Return a copy of every line in the records that includes the word "Chasin".

◆ ◆ ◆ ◆

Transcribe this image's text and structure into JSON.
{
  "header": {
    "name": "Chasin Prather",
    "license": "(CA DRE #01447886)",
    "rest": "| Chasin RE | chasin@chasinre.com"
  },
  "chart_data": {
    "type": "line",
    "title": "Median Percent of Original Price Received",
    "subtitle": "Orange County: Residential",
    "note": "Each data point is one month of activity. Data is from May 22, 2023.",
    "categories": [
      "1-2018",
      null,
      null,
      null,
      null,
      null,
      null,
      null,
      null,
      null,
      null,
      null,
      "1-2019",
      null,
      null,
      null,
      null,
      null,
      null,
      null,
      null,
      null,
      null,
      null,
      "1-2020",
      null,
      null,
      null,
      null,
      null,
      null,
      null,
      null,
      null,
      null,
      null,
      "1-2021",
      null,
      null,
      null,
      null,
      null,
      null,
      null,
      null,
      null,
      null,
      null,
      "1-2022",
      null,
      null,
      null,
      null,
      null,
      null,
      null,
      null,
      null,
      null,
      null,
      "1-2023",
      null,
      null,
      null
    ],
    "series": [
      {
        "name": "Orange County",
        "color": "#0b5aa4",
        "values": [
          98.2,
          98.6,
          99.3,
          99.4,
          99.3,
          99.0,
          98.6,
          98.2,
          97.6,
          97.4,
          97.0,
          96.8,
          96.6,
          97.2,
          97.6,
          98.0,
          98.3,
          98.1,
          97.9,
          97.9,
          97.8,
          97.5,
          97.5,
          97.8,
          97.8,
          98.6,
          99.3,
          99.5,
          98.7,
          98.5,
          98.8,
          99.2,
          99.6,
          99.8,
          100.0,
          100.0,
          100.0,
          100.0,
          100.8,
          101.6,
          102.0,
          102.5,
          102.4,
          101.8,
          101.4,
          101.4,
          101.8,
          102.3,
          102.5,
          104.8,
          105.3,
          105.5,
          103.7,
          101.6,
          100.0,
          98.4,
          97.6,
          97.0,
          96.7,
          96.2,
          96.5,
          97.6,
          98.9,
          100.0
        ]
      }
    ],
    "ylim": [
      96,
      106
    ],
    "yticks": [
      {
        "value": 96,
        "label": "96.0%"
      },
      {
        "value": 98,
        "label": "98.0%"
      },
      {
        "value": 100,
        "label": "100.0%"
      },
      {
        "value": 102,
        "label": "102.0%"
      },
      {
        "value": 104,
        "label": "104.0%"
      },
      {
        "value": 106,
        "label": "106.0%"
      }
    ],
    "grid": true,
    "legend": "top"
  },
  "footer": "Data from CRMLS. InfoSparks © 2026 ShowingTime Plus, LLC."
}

◆ ◆ ◆ ◆

◆ **EXERCISE SOLUTION**
    "name": "Chasin Prather",
    "rest": "| Chasin RE | chasin@chasinre.com"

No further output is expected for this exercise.